▶

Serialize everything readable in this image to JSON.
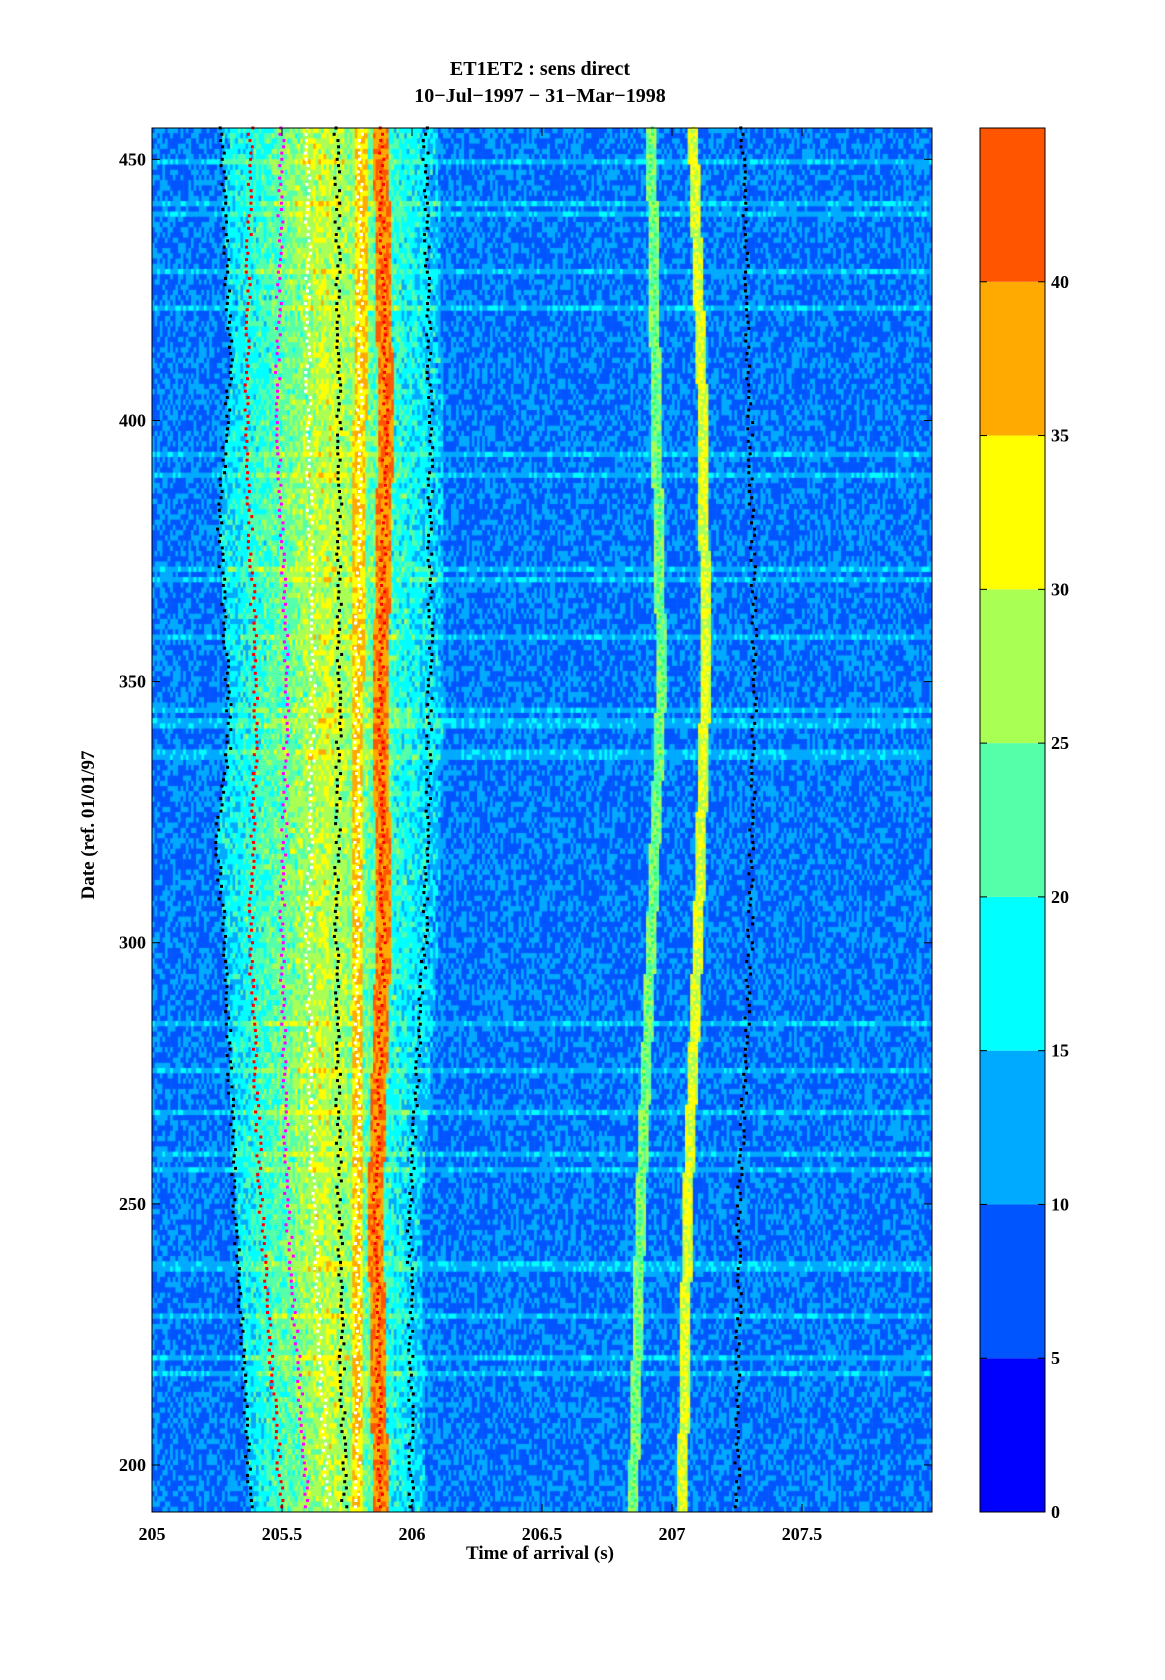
{
  "chart_data": {
    "type": "heatmap",
    "title": "ET1ET2 : sens direct",
    "subtitle": "10−Jul−1997 − 31−Mar−1998",
    "xlabel": "Time of arrival (s)",
    "ylabel": "Date (ref. 01/01/97",
    "xlim": [
      205,
      208
    ],
    "ylim": [
      191,
      456
    ],
    "x_ticks": [
      205,
      205.5,
      206,
      206.5,
      207,
      207.5
    ],
    "x_tick_labels": [
      "205",
      "205.5",
      "206",
      "206.5",
      "207",
      "207.5"
    ],
    "y_ticks": [
      200,
      250,
      300,
      350,
      400,
      450
    ],
    "y_tick_labels": [
      "200",
      "250",
      "300",
      "350",
      "400",
      "450"
    ],
    "colorbar": {
      "range": [
        0,
        45
      ],
      "levels": [
        0,
        5,
        10,
        15,
        20,
        25,
        30,
        35,
        40,
        45
      ],
      "tick_labels": [
        "0",
        "5",
        "10",
        "15",
        "20",
        "25",
        "30",
        "35",
        "40"
      ],
      "colors": [
        "#0000ff",
        "#0055ff",
        "#00aaff",
        "#00ffff",
        "#55ffaa",
        "#aaff55",
        "#ffff00",
        "#ffaa00",
        "#ff5500"
      ]
    },
    "arrival_tracks": [
      {
        "points": [
          [
            191,
            205.38
          ],
          [
            250,
            205.32
          ],
          [
            300,
            205.28
          ],
          [
            320,
            205.25
          ],
          [
            340,
            205.3
          ],
          [
            380,
            205.26
          ],
          [
            410,
            205.3
          ],
          [
            456,
            205.27
          ]
        ],
        "marker": "black"
      },
      {
        "points": [
          [
            191,
            205.5
          ],
          [
            250,
            205.42
          ],
          [
            300,
            205.38
          ],
          [
            350,
            205.4
          ],
          [
            400,
            205.36
          ],
          [
            456,
            205.38
          ]
        ],
        "marker": "red"
      },
      {
        "points": [
          [
            191,
            205.6
          ],
          [
            250,
            205.52
          ],
          [
            300,
            205.5
          ],
          [
            350,
            205.52
          ],
          [
            400,
            205.48
          ],
          [
            456,
            205.5
          ]
        ],
        "marker": "magenta"
      },
      {
        "points": [
          [
            191,
            205.68
          ],
          [
            250,
            205.62
          ],
          [
            300,
            205.6
          ],
          [
            350,
            205.62
          ],
          [
            400,
            205.6
          ],
          [
            456,
            205.6
          ]
        ],
        "marker": "white"
      },
      {
        "points": [
          [
            191,
            205.74
          ],
          [
            250,
            205.72
          ],
          [
            300,
            205.71
          ],
          [
            350,
            205.72
          ],
          [
            400,
            205.72
          ],
          [
            456,
            205.71
          ]
        ],
        "marker": "black"
      },
      {
        "points": [
          [
            191,
            205.79
          ],
          [
            250,
            205.79
          ],
          [
            300,
            205.79
          ],
          [
            350,
            205.79
          ],
          [
            400,
            205.8
          ],
          [
            456,
            205.8
          ]
        ],
        "marker": "white"
      },
      {
        "points": [
          [
            191,
            205.88
          ],
          [
            250,
            205.86
          ],
          [
            300,
            205.89
          ],
          [
            350,
            205.88
          ],
          [
            400,
            205.9
          ],
          [
            456,
            205.88
          ]
        ],
        "marker": "red"
      },
      {
        "points": [
          [
            191,
            206.0
          ],
          [
            250,
            205.99
          ],
          [
            300,
            206.05
          ],
          [
            350,
            206.07
          ],
          [
            400,
            206.07
          ],
          [
            456,
            206.05
          ]
        ],
        "marker": "black"
      },
      {
        "points": [
          [
            191,
            206.85
          ],
          [
            250,
            206.88
          ],
          [
            300,
            206.92
          ],
          [
            350,
            206.96
          ],
          [
            400,
            206.94
          ],
          [
            456,
            206.92
          ]
        ],
        "marker": "green"
      },
      {
        "points": [
          [
            191,
            207.04
          ],
          [
            250,
            207.06
          ],
          [
            300,
            207.1
          ],
          [
            350,
            207.13
          ],
          [
            400,
            207.12
          ],
          [
            456,
            207.08
          ]
        ],
        "marker": "yellow"
      },
      {
        "points": [
          [
            191,
            207.25
          ],
          [
            250,
            207.26
          ],
          [
            300,
            207.3
          ],
          [
            350,
            207.32
          ],
          [
            400,
            207.3
          ],
          [
            456,
            207.27
          ]
        ],
        "marker": "black"
      }
    ],
    "grid": false
  }
}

◀

> **SHORT TASK**
Transcribe the material exactly, and leave out whatever pictures it holds.

> **SOLUTION FOR THIS EXERCISE**
Serialize everything readable in this image to JSON.
{
  "chart_data": {
    "type": "heatmap",
    "title": "ET1ET2 : sens direct",
    "subtitle": "10−Jul−1997 − 31−Mar−1998",
    "xlabel": "Time of arrival (s)",
    "ylabel": "Date (ref. 01/01/97",
    "xlim": [
      205,
      208
    ],
    "ylim": [
      191,
      456
    ],
    "x_ticks": [
      205,
      205.5,
      206,
      206.5,
      207,
      207.5
    ],
    "x_tick_labels": [
      "205",
      "205.5",
      "206",
      "206.5",
      "207",
      "207.5"
    ],
    "y_ticks": [
      200,
      250,
      300,
      350,
      400,
      450
    ],
    "y_tick_labels": [
      "200",
      "250",
      "300",
      "350",
      "400",
      "450"
    ],
    "colorbar": {
      "range": [
        0,
        45
      ],
      "levels": [
        0,
        5,
        10,
        15,
        20,
        25,
        30,
        35,
        40,
        45
      ],
      "tick_labels": [
        "0",
        "5",
        "10",
        "15",
        "20",
        "25",
        "30",
        "35",
        "40"
      ],
      "colors": [
        "#0000ff",
        "#0055ff",
        "#00aaff",
        "#00ffff",
        "#55ffaa",
        "#aaff55",
        "#ffff00",
        "#ffaa00",
        "#ff5500"
      ]
    },
    "arrival_tracks": [
      {
        "points": [
          [
            191,
            205.38
          ],
          [
            250,
            205.32
          ],
          [
            300,
            205.28
          ],
          [
            320,
            205.25
          ],
          [
            340,
            205.3
          ],
          [
            380,
            205.26
          ],
          [
            410,
            205.3
          ],
          [
            456,
            205.27
          ]
        ],
        "marker": "black"
      },
      {
        "points": [
          [
            191,
            205.5
          ],
          [
            250,
            205.42
          ],
          [
            300,
            205.38
          ],
          [
            350,
            205.4
          ],
          [
            400,
            205.36
          ],
          [
            456,
            205.38
          ]
        ],
        "marker": "red"
      },
      {
        "points": [
          [
            191,
            205.6
          ],
          [
            250,
            205.52
          ],
          [
            300,
            205.5
          ],
          [
            350,
            205.52
          ],
          [
            400,
            205.48
          ],
          [
            456,
            205.5
          ]
        ],
        "marker": "magenta"
      },
      {
        "points": [
          [
            191,
            205.68
          ],
          [
            250,
            205.62
          ],
          [
            300,
            205.6
          ],
          [
            350,
            205.62
          ],
          [
            400,
            205.6
          ],
          [
            456,
            205.6
          ]
        ],
        "marker": "white"
      },
      {
        "points": [
          [
            191,
            205.74
          ],
          [
            250,
            205.72
          ],
          [
            300,
            205.71
          ],
          [
            350,
            205.72
          ],
          [
            400,
            205.72
          ],
          [
            456,
            205.71
          ]
        ],
        "marker": "black"
      },
      {
        "points": [
          [
            191,
            205.79
          ],
          [
            250,
            205.79
          ],
          [
            300,
            205.79
          ],
          [
            350,
            205.79
          ],
          [
            400,
            205.8
          ],
          [
            456,
            205.8
          ]
        ],
        "marker": "white"
      },
      {
        "points": [
          [
            191,
            205.88
          ],
          [
            250,
            205.86
          ],
          [
            300,
            205.89
          ],
          [
            350,
            205.88
          ],
          [
            400,
            205.9
          ],
          [
            456,
            205.88
          ]
        ],
        "marker": "red"
      },
      {
        "points": [
          [
            191,
            206.0
          ],
          [
            250,
            205.99
          ],
          [
            300,
            206.05
          ],
          [
            350,
            206.07
          ],
          [
            400,
            206.07
          ],
          [
            456,
            206.05
          ]
        ],
        "marker": "black"
      },
      {
        "points": [
          [
            191,
            206.85
          ],
          [
            250,
            206.88
          ],
          [
            300,
            206.92
          ],
          [
            350,
            206.96
          ],
          [
            400,
            206.94
          ],
          [
            456,
            206.92
          ]
        ],
        "marker": "green"
      },
      {
        "points": [
          [
            191,
            207.04
          ],
          [
            250,
            207.06
          ],
          [
            300,
            207.1
          ],
          [
            350,
            207.13
          ],
          [
            400,
            207.12
          ],
          [
            456,
            207.08
          ]
        ],
        "marker": "yellow"
      },
      {
        "points": [
          [
            191,
            207.25
          ],
          [
            250,
            207.26
          ],
          [
            300,
            207.3
          ],
          [
            350,
            207.32
          ],
          [
            400,
            207.3
          ],
          [
            456,
            207.27
          ]
        ],
        "marker": "black"
      }
    ],
    "grid": false
  }
}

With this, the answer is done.